§ **Set task**: Copy every line of the following data that includes the string "сімнадцять".

§ **Supplied records**:

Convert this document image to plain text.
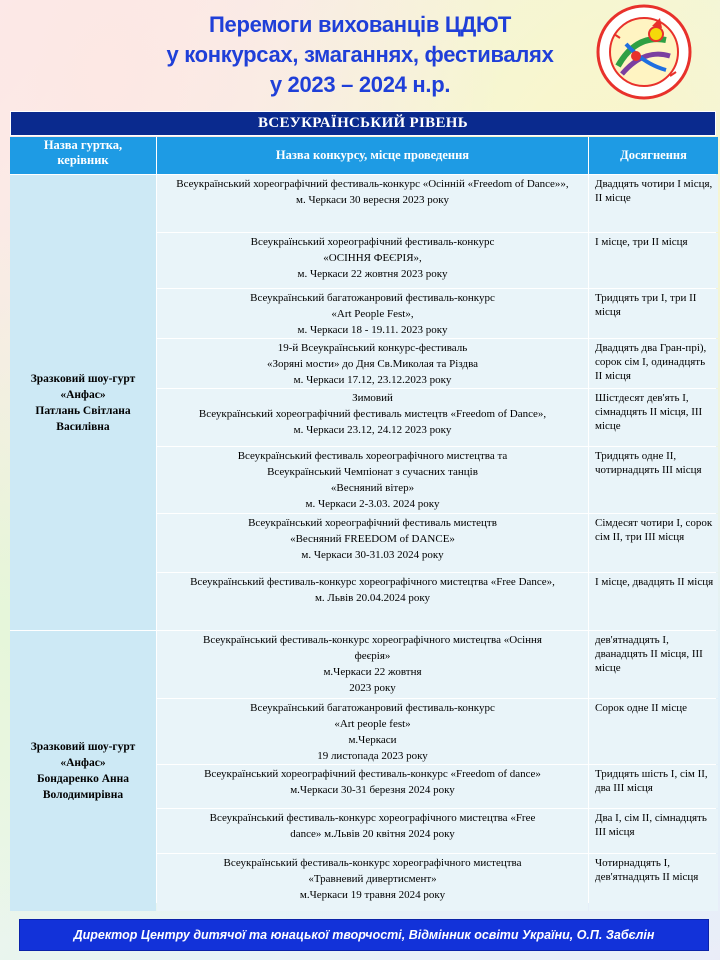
Перемоги вихованців ЦДЮТ
у конкурсах, змаганнях, фестивалях
у 2023 – 2024 н.р.
ВСЕУКРАЇНСЬКИЙ РІВЕНЬ
Назва гуртка,
керівник	Назва конкурсу, місце проведення	Досягнення
Зразковий шоу-гурт
«Анфас»
Патлань Світлана
Василівна
Всеукраїнський хореографічний фестиваль-конкурс «Осінній «Freedom of Dance»»,
м. Черкаси 30 вересня 2023 року
Двадцять чотири І місця, ІІ місце
Всеукраїнський хореографічний фестиваль-конкурс
«ОСІННЯ ФЕЄРІЯ»,
м. Черкаси 22 жовтня 2023 року
І місце, три ІІ місця
Всеукраїнський багатожанровий фестиваль-конкурс
«Art People Fest»,
м. Черкаси 18 - 19.11. 2023 року
Тридцять три І, три ІІ місця
19-й Всеукраїнський конкурс-фестиваль
«Зоряні мости» до Дня Св.Миколая та Різдва
м. Черкаси 17.12, 23.12.2023 року
Двадцять два Гран-прі), сорок сім І, одинадцять ІІ місця
Зимовий
Всеукраїнський хореографічний фестиваль мистецтв «Freedom of Dance»,
м. Черкаси 23.12, 24.12 2023 року
Шістдесят дев'ять І, сімнадцять ІІ місця, ІІІ місце
Всеукраїнський фестиваль хореографічного мистецтва та
Всеукраїнський Чемпіонат з сучасних танців
«Весняний вітер»
м. Черкаси 2-3.03. 2024 року
Тридцять одне ІІ, чотирнадцять ІІІ місця
Всеукраїнський хореографічний фестиваль мистецтв
«Весняний FREEDOM of DANCE»
м. Черкаси 30-31.03 2024 року
Сімдесят чотири І, сорок сім ІІ, три ІІІ місця
Всеукраїнський фестиваль-конкурс хореографічного мистецтва «Free Dance»,
м. Львів 20.04.2024 року
І місце, двадцять ІІ місця
Зразковий шоу-гурт
«Анфас»
Бондаренко Анна
Володимирівна
Всеукраїнський фестиваль-конкурс хореографічного мистецтва «Осіння
феєрія»
м.Черкаси 22 жовтня
2023 року
дев'ятнадцять І, дванадцять ІІ місця, ІІІ місце
Всеукраїнський багатожанровий фестиваль-конкурс
«Art people fest»
м.Черкаси
19 листопада 2023 року
Сорок одне ІІ місце
Всеукраїнський хореографічний фестиваль-конкурс «Freedom of dance»
м.Черкаси 30-31 березня 2024 року
Тридцять шість І, сім ІІ, два ІІІ місця
Всеукраїнський фестиваль-конкурс хореографічного мистецтва «Free
dance» м.Львів 20 квітня 2024 року
Два І, сім ІІ, сімнадцять ІІІ місця
Всеукраїнський фестиваль-конкурс хореографічного мистецтва
«Травневий дивертисмент»
м.Черкаси 19 травня 2024 року
Чотирнадцять І, дев'ятнадцять ІІ місця
Директор Центру дитячої та юнацької творчості, Відмінник освіти України, О.П. Забєлін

§ **Solution to this exercise**:
Шістдесят дев'ять І, сімнадцять ІІ місця, ІІІ місце
Два І, сім ІІ, сімнадцять ІІІ місця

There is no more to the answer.